Set down every entry word for word. Omit the pictures.

Saved entries:
========================
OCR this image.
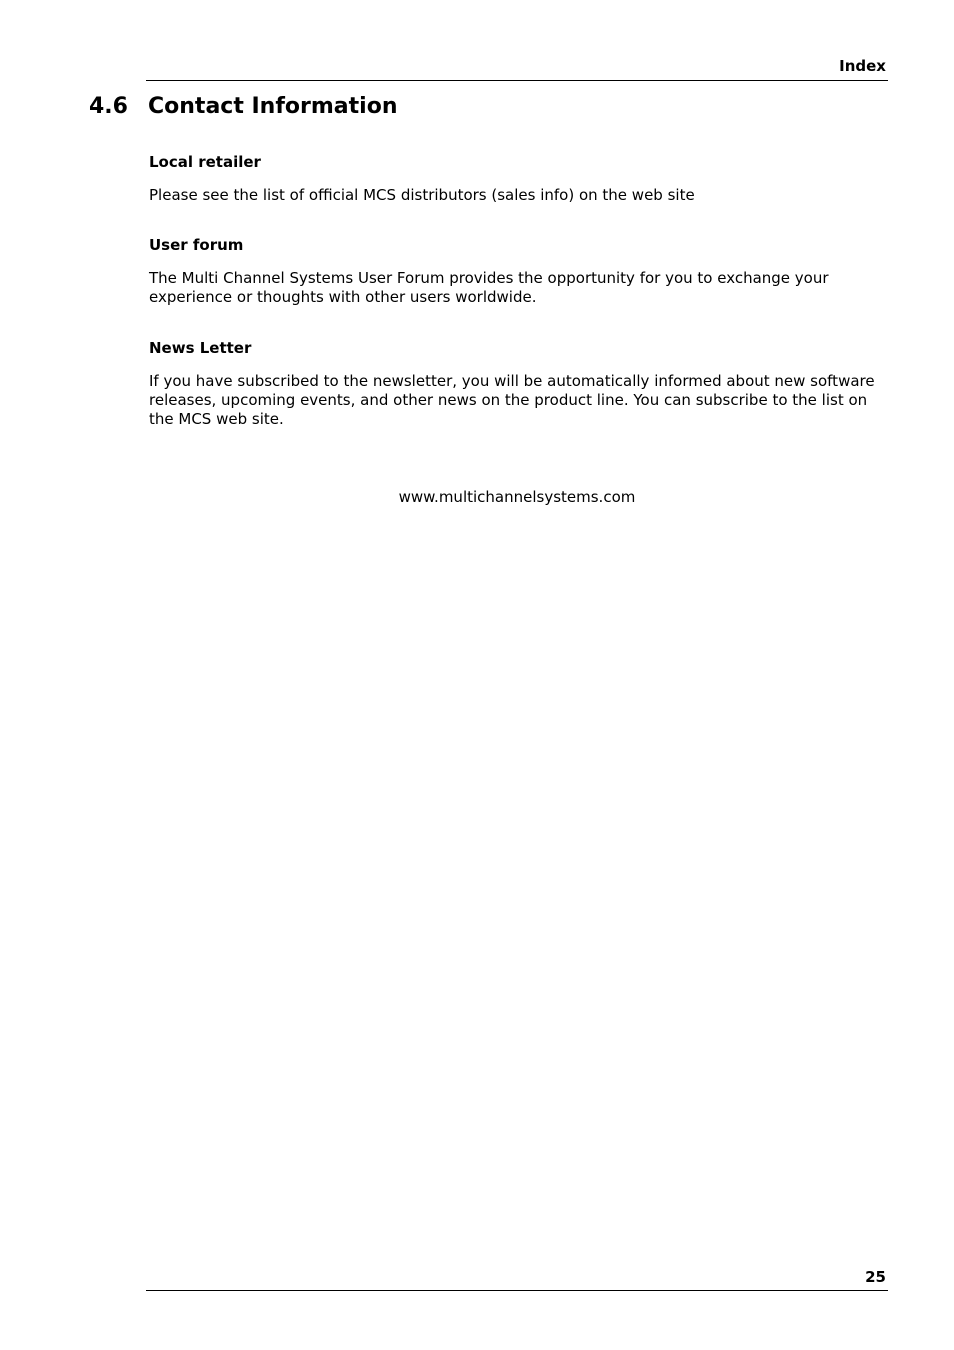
Index
4.6 Contact Information
Local retailer

Please see the list of official MCS distributors (sales info) on the web site

User forum

The Multi Channel Systems User Forum provides the opportunity for you to exchange your experience or thoughts with other users worldwide.

News Letter

If you have subscribed to the newsletter, you will be automatically informed about new software releases, upcoming events, and other news on the product line. You can subscribe to the list on the MCS web site.

www.multichannelsystems.com
25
========================
**THE SOLUTION**
OCR this image.
Index
4.6 Contact Information
Local retailer

Please see the list of official MCS distributors (sales info) on the web site

User forum

The Multi Channel Systems User Forum provides the opportunity for you to exchange your experience or thoughts with other users worldwide.

News Letter

If you have subscribed to the newsletter, you will be automatically informed about new software releases, upcoming events, and other news on the product line. You can subscribe to the list on the MCS web site.

www.multichannelsystems.com
25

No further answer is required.